• Short problem: List all the lines in these records that hold "Name".

• Rows:
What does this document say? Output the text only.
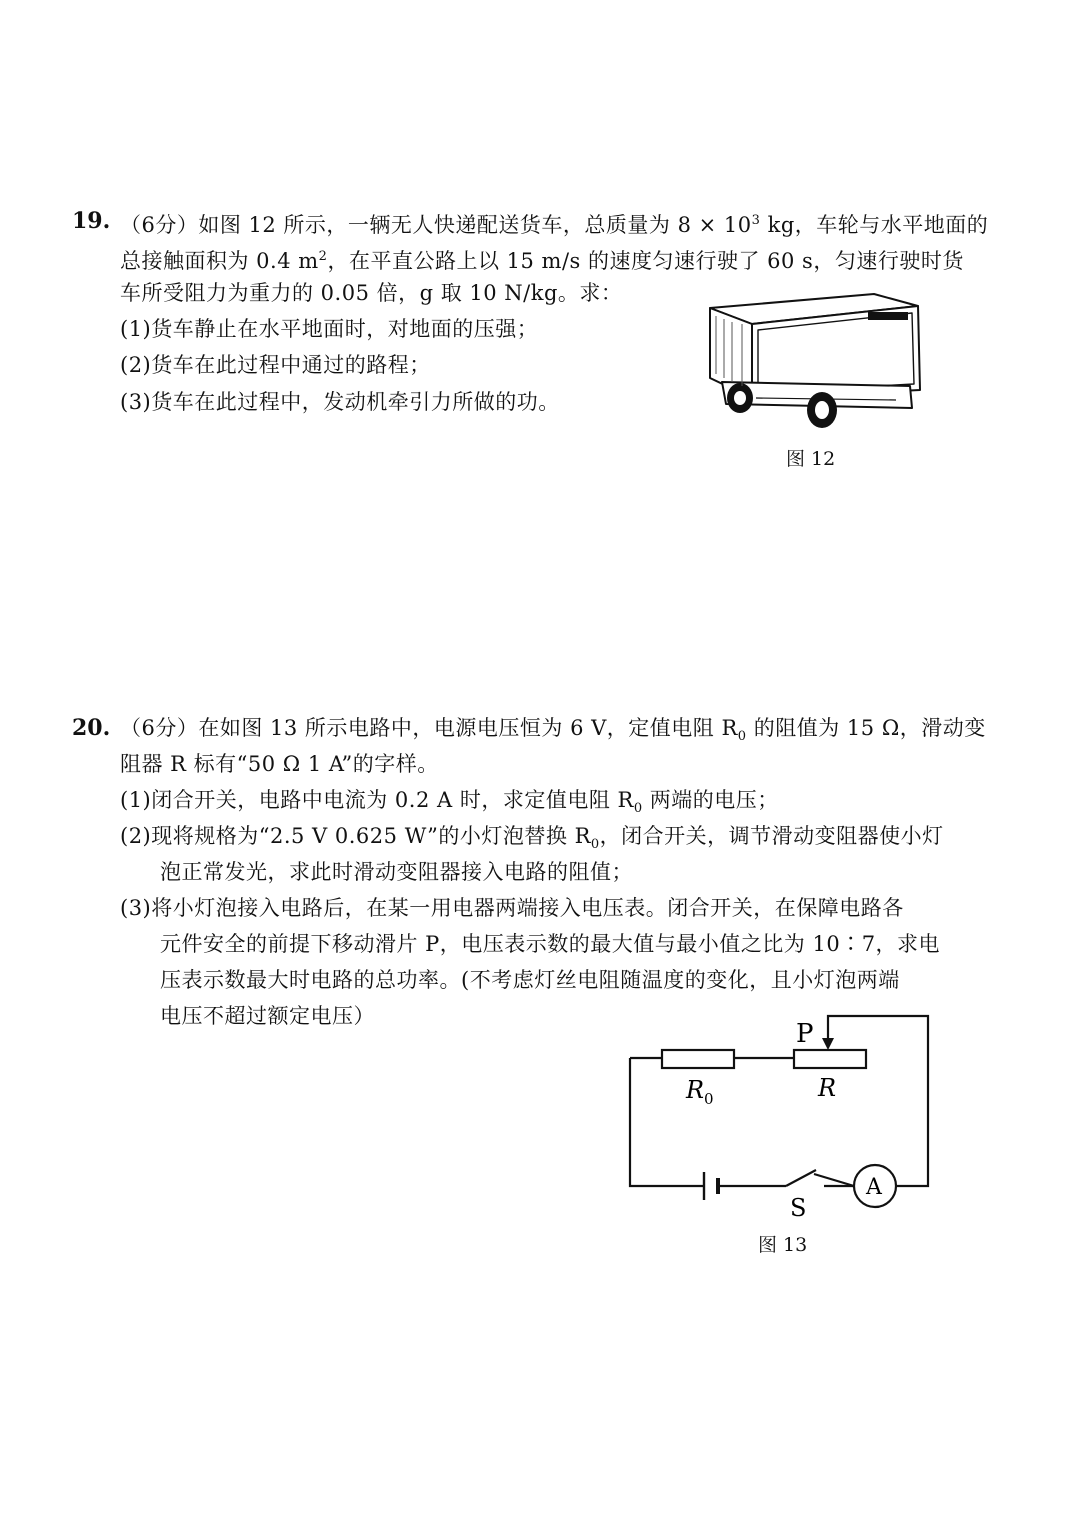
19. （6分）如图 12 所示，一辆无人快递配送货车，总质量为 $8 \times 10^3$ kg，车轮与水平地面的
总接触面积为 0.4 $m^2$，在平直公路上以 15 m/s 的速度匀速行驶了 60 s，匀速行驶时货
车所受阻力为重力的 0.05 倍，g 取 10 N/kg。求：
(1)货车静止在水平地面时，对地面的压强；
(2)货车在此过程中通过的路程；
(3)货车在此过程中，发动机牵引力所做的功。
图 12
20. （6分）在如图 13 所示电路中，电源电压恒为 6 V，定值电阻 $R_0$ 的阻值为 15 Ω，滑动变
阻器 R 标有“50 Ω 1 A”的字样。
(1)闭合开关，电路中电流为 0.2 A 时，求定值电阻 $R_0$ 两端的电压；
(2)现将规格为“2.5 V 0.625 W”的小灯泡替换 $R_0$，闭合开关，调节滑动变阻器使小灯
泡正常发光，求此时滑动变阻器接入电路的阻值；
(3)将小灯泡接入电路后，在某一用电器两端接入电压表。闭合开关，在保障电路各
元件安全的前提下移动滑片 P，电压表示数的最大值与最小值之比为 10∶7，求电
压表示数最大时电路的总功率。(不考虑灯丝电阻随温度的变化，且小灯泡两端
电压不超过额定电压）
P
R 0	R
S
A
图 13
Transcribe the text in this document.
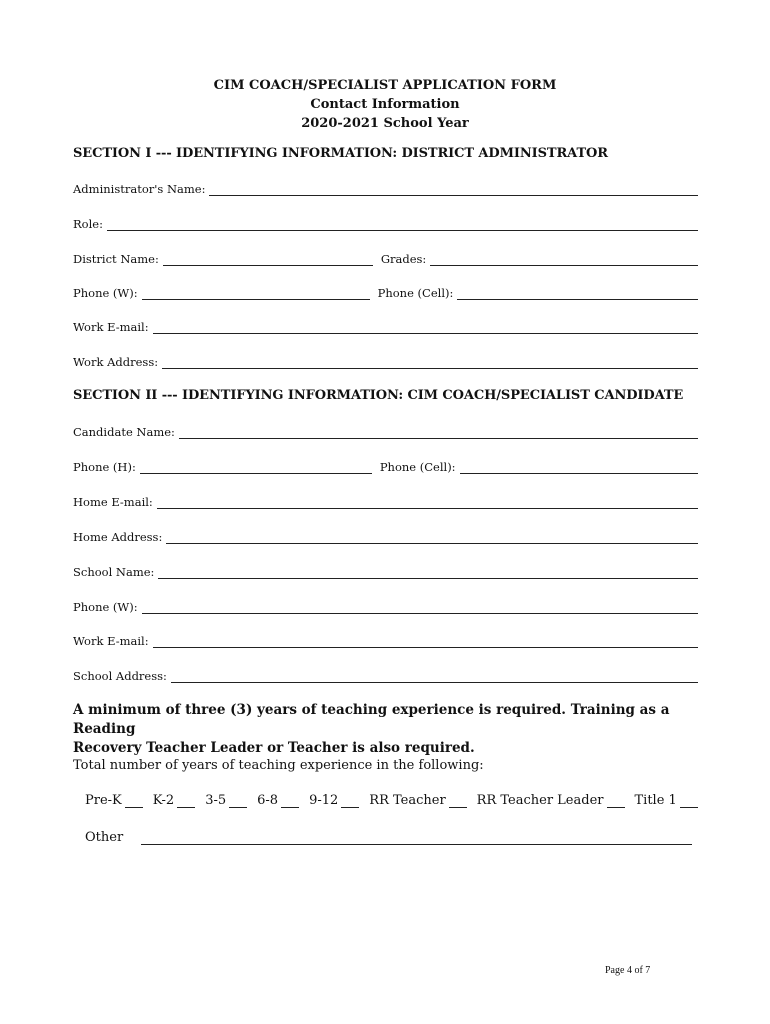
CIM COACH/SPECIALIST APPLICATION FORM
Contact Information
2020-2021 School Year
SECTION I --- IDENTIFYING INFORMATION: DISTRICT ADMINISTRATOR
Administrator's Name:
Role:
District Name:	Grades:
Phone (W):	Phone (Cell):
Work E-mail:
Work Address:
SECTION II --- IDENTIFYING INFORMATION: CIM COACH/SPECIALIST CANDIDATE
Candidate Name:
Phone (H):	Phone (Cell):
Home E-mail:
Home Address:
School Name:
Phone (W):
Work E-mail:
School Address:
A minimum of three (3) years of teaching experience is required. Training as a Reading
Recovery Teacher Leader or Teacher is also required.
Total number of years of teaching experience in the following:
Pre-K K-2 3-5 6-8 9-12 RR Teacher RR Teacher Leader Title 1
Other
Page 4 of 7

---

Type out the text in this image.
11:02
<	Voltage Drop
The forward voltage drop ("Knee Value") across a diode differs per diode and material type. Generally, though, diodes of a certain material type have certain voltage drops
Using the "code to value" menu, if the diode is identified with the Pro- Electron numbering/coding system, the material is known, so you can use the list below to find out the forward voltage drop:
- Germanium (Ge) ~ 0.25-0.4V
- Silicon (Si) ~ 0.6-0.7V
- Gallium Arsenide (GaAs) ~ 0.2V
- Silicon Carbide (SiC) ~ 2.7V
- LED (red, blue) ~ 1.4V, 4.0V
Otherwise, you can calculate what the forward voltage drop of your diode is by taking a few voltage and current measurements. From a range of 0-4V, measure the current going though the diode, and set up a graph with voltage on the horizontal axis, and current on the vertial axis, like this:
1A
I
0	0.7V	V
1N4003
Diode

--

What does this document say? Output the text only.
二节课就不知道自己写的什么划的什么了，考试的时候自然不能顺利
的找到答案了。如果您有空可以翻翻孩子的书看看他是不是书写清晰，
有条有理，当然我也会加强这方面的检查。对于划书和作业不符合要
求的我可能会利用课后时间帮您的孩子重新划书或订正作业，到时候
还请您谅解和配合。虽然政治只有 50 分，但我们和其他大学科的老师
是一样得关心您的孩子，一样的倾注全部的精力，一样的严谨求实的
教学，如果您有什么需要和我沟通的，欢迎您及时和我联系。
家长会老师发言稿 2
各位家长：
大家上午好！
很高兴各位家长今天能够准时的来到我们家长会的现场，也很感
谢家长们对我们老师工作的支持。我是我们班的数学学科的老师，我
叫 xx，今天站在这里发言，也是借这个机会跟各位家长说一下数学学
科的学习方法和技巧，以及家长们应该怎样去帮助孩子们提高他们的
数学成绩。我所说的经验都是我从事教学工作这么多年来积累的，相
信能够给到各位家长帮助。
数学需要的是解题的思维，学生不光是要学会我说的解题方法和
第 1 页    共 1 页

• Solution:
Administrator's Name:
District Name:	Grades:
Candidate Name:
School Name:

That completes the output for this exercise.